*BRIEF*. Retype the run of lines that opens with the line containing "What's the underlying" and closes with the line containing "Parse this screenshot: output", exactly and inclusively, but skip the pictures.

*LISTED RECORDS*.
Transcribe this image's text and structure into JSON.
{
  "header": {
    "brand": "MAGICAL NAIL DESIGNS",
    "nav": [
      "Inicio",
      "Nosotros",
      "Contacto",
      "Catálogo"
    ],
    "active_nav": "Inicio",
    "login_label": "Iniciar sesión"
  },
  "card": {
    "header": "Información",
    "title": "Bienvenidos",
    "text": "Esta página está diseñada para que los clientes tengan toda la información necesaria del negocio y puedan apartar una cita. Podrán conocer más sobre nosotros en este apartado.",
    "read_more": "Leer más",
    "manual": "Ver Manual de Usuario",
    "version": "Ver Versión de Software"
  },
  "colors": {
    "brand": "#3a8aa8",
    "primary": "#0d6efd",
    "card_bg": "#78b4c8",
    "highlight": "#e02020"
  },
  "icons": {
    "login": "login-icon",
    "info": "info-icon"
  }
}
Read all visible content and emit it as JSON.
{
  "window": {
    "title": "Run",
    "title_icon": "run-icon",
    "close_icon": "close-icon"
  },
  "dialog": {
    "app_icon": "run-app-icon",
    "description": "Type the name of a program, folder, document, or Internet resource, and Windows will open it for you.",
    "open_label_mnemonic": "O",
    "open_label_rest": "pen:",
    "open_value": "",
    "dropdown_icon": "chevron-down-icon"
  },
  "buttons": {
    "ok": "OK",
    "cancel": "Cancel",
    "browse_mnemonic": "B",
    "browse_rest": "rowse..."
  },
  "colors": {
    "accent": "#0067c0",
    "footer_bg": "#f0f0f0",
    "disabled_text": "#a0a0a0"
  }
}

---

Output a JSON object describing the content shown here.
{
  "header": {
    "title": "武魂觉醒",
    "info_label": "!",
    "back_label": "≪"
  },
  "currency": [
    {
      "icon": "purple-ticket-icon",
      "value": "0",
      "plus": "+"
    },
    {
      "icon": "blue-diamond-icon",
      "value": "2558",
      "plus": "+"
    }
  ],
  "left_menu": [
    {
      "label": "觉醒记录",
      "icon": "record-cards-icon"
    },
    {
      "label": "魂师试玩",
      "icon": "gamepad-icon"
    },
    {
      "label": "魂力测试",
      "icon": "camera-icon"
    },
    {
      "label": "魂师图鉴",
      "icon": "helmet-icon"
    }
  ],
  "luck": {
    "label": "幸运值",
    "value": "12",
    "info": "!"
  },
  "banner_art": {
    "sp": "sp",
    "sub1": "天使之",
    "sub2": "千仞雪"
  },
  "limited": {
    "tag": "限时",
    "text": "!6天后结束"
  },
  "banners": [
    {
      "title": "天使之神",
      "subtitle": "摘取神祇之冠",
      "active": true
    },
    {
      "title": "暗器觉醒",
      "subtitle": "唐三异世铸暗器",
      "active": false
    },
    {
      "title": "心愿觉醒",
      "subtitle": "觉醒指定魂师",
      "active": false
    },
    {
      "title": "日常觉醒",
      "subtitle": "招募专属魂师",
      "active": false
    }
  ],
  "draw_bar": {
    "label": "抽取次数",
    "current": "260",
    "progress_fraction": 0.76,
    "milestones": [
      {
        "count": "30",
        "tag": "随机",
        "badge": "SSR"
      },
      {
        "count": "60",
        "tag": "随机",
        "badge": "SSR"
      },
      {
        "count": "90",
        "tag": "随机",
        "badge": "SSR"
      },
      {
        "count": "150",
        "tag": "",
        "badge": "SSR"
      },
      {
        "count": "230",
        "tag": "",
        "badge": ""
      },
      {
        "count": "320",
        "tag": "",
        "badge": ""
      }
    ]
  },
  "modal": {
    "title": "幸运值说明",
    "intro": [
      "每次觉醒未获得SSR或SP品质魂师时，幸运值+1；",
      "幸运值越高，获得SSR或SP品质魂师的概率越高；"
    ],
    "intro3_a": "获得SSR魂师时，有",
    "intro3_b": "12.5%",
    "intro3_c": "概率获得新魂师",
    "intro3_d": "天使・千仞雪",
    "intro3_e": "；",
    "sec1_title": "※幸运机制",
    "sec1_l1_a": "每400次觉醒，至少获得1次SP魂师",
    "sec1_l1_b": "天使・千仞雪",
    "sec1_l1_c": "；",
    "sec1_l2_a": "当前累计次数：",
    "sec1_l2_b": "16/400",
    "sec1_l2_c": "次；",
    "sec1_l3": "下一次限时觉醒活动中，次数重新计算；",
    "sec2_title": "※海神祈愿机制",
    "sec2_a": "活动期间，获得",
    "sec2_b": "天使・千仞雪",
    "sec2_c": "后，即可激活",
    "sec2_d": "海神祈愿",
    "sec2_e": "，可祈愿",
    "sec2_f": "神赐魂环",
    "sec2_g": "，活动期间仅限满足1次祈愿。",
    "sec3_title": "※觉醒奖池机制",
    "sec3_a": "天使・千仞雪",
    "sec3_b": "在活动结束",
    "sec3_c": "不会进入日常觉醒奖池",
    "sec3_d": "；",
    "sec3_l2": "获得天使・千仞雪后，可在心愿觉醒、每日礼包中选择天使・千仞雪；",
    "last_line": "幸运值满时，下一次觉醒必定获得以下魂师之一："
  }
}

--

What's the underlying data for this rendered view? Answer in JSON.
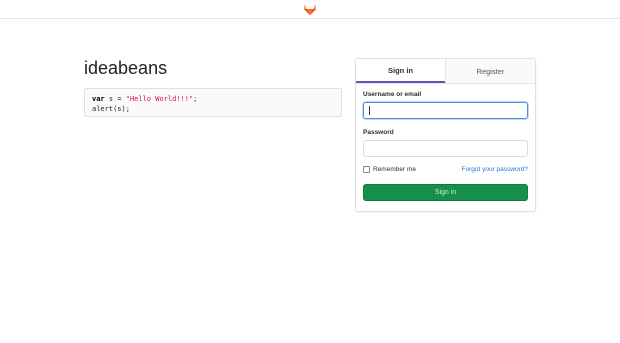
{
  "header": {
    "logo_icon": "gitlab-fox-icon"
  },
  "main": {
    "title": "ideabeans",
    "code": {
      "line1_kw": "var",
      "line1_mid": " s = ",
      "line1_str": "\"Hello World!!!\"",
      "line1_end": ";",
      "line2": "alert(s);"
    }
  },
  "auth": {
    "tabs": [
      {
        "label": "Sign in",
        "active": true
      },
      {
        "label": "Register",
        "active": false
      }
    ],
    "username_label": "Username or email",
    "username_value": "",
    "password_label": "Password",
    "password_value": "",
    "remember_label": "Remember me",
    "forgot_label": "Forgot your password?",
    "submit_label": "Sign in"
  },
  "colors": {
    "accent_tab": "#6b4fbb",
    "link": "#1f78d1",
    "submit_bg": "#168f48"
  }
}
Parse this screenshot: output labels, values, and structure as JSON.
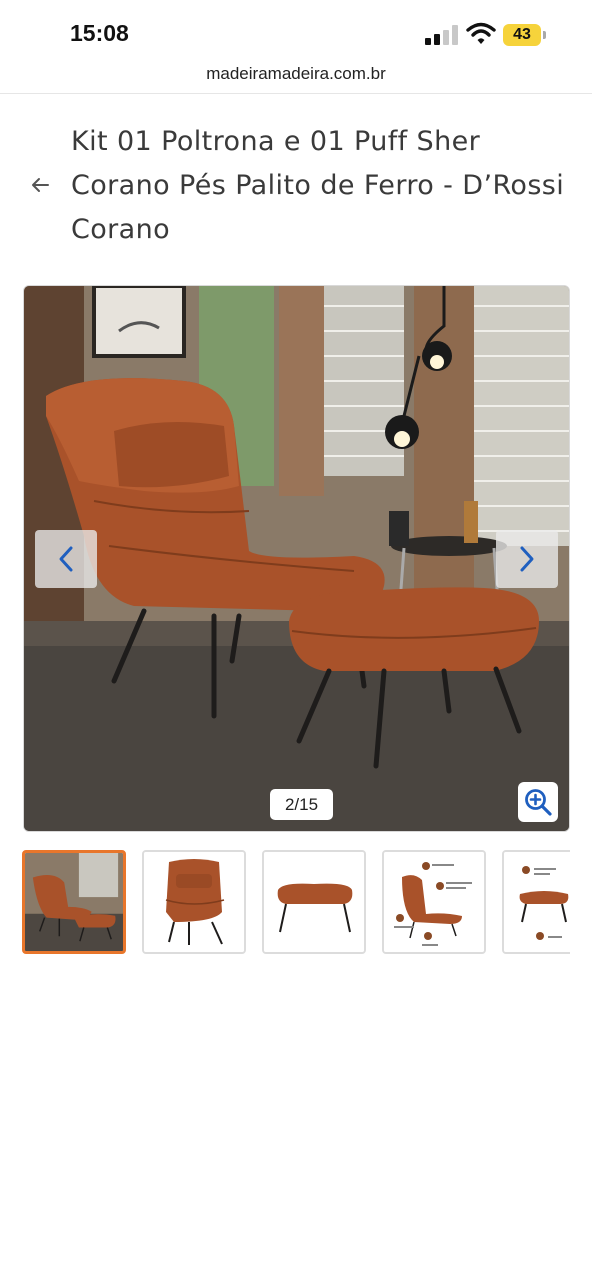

*OUTPUT FOR THIS EXERCISE*.
What's the underlying data for this rendered view? Answer in JSON.
{
  "header": {
    "logo_icon": "gitlab-fox-icon"
  },
  "main": {
    "title": "ideabeans",
    "code": {
      "line1_kw": "var",
      "line1_mid": " s = ",
      "line1_str": "\"Hello World!!!\"",
      "line1_end": ";",
      "line2": "alert(s);"
    }
  },
  "auth": {
    "tabs": [
      {
        "label": "Sign in",
        "active": true
      },
      {
        "label": "Register",
        "active": false
      }
    ],
    "username_label": "Username or email",
    "username_value": "",
    "password_label": "Password",
    "password_value": "",
    "remember_label": "Remember me",
    "forgot_label": "Forgot your password?",
    "submit_label": "Sign in"
  },
  "colors": {
    "accent_tab": "#6b4fbb",
    "link": "#1f78d1",
    "submit_bg": "#168f48"
  }
}
Parse this screenshot: output labels, values, and structure as JSON.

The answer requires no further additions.